• [DATASET CONTENT]:
====
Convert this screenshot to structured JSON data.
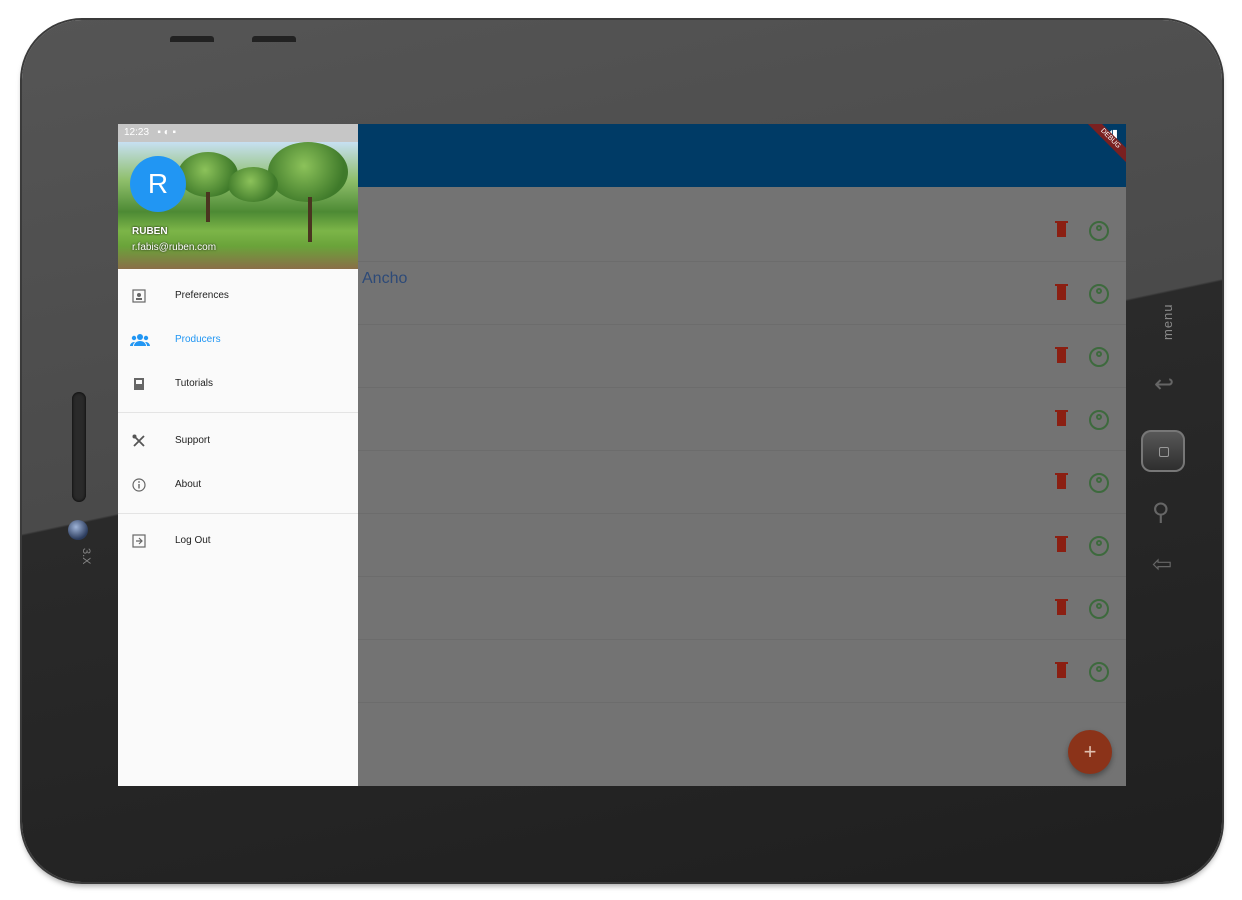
{
  "status_bar": {
    "time": "12:23"
  },
  "drawer": {
    "account": {
      "initial": "R",
      "name": "RUBEN",
      "email": "r.fabis@ruben.com"
    },
    "items": [
      {
        "label": "Preferences",
        "icon": "account-box-icon",
        "active": false
      },
      {
        "label": "Producers",
        "icon": "people-icon",
        "active": true
      },
      {
        "label": "Tutorials",
        "icon": "book-icon",
        "active": false
      },
      {
        "label": "Support",
        "icon": "tools-icon",
        "active": false
      },
      {
        "label": "About",
        "icon": "info-icon",
        "active": false
      },
      {
        "label": "Log Out",
        "icon": "logout-icon",
        "active": false
      }
    ]
  },
  "list": {
    "label": "Ancho",
    "rows": 8
  },
  "fab": {
    "label": "+"
  },
  "device": {
    "zoom_label": "3.X",
    "menu_label": "menu"
  },
  "colors": {
    "appbar": "#003b66",
    "accent": "#2196f3",
    "delete": "#8b1f12",
    "fab": "#8b3319"
  }
}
====
Copy every line of the listing containing the string "icon".

        "icon": "account-box-icon",
        "icon": "people-icon",
        "icon": "book-icon",
        "icon": "tools-icon",
        "icon": "info-icon",
        "icon": "logout-icon",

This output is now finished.